> [Your goal]:
Output all of the data below exactly as given.

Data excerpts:
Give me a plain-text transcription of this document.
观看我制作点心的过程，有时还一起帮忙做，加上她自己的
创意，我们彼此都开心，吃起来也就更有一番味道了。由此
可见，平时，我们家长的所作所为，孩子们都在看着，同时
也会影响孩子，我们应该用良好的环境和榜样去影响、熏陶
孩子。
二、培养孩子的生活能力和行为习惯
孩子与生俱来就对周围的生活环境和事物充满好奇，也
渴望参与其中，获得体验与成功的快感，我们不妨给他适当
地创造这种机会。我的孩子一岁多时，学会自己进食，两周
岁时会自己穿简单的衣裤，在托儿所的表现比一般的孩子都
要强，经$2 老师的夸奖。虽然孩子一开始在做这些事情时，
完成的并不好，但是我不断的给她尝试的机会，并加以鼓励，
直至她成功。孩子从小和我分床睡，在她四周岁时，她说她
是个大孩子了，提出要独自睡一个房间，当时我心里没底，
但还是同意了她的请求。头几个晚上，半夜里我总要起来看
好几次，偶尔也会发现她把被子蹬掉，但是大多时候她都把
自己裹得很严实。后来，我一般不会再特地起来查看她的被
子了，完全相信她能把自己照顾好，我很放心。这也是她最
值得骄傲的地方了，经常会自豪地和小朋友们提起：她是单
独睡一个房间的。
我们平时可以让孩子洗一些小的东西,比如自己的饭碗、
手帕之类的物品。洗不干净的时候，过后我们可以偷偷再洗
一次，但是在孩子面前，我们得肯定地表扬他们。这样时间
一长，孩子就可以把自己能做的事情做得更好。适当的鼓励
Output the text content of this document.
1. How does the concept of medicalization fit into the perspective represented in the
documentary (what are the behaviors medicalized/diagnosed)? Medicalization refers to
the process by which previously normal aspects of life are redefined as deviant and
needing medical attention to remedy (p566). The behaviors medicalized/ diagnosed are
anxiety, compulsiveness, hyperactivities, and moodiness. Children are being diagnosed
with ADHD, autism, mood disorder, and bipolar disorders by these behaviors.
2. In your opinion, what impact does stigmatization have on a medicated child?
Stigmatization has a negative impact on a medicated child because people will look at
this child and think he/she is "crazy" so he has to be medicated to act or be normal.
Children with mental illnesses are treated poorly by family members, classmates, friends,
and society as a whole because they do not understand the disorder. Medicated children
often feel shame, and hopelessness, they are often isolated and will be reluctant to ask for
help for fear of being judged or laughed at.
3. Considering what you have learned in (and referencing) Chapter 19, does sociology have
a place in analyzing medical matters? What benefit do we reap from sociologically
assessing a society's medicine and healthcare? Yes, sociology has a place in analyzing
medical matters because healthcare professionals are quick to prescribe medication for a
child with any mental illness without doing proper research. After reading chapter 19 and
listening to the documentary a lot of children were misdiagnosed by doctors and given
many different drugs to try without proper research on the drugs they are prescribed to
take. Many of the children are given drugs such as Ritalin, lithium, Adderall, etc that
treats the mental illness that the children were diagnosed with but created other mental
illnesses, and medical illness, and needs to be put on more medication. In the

> [Complete response]:
Give me a plain-text transcription of this document.
观看我制作点心的过程，有时还一起帮忙做，加上她自己的
创意，我们彼此都开心，吃起来也就更有一番味道了。由此
可见，平时，我们家长的所作所为，孩子们都在看着，同时
也会影响孩子，我们应该用良好的环境和榜样去影响、熏陶
孩子。
二、培养孩子的生活能力和行为习惯
孩子与生俱来就对周围的生活环境和事物充满好奇，也
渴望参与其中，获得体验与成功的快感，我们不妨给他适当
地创造这种机会。我的孩子一岁多时，学会自己进食，两周
岁时会自己穿简单的衣裤，在托儿所的表现比一般的孩子都
要强，经$2 老师的夸奖。虽然孩子一开始在做这些事情时，
完成的并不好，但是我不断的给她尝试的机会，并加以鼓励，
直至她成功。孩子从小和我分床睡，在她四周岁时，她说她
是个大孩子了，提出要独自睡一个房间，当时我心里没底，
但还是同意了她的请求。头几个晚上，半夜里我总要起来看
好几次，偶尔也会发现她把被子蹬掉，但是大多时候她都把
自己裹得很严实。后来，我一般不会再特地起来查看她的被
子了，完全相信她能把自己照顾好，我很放心。这也是她最
值得骄傲的地方了，经常会自豪地和小朋友们提起：她是单
独睡一个房间的。
我们平时可以让孩子洗一些小的东西,比如自己的饭碗、
手帕之类的物品。洗不干净的时候，过后我们可以偷偷再洗
一次，但是在孩子面前，我们得肯定地表扬他们。这样时间
一长，孩子就可以把自己能做的事情做得更好。适当的鼓励
Output the text content of this document.
1. How does the concept of medicalization fit into the perspective represented in the
documentary (what are the behaviors medicalized/diagnosed)? Medicalization refers to
the process by which previously normal aspects of life are redefined as deviant and
needing medical attention to remedy (p566). The behaviors medicalized/ diagnosed are
anxiety, compulsiveness, hyperactivities, and moodiness. Children are being diagnosed
with ADHD, autism, mood disorder, and bipolar disorders by these behaviors.
2. In your opinion, what impact does stigmatization have on a medicated child?
Stigmatization has a negative impact on a medicated child because people will look at
this child and think he/she is "crazy" so he has to be medicated to act or be normal.
Children with mental illnesses are treated poorly by family members, classmates, friends,
and society as a whole because they do not understand the disorder. Medicated children
often feel shame, and hopelessness, they are often isolated and will be reluctant to ask for
help for fear of being judged or laughed at.
3. Considering what you have learned in (and referencing) Chapter 19, does sociology have
a place in analyzing medical matters? What benefit do we reap from sociologically
assessing a society's medicine and healthcare? Yes, sociology has a place in analyzing
medical matters because healthcare professionals are quick to prescribe medication for a
child with any mental illness without doing proper research. After reading chapter 19 and
listening to the documentary a lot of children were misdiagnosed by doctors and given
many different drugs to try without proper research on the drugs they are prescribed to
take. Many of the children are given drugs such as Ritalin, lithium, Adderall, etc that
treats the mental illness that the children were diagnosed with but created other mental
illnesses, and medical illness, and needs to be put on more medication. In the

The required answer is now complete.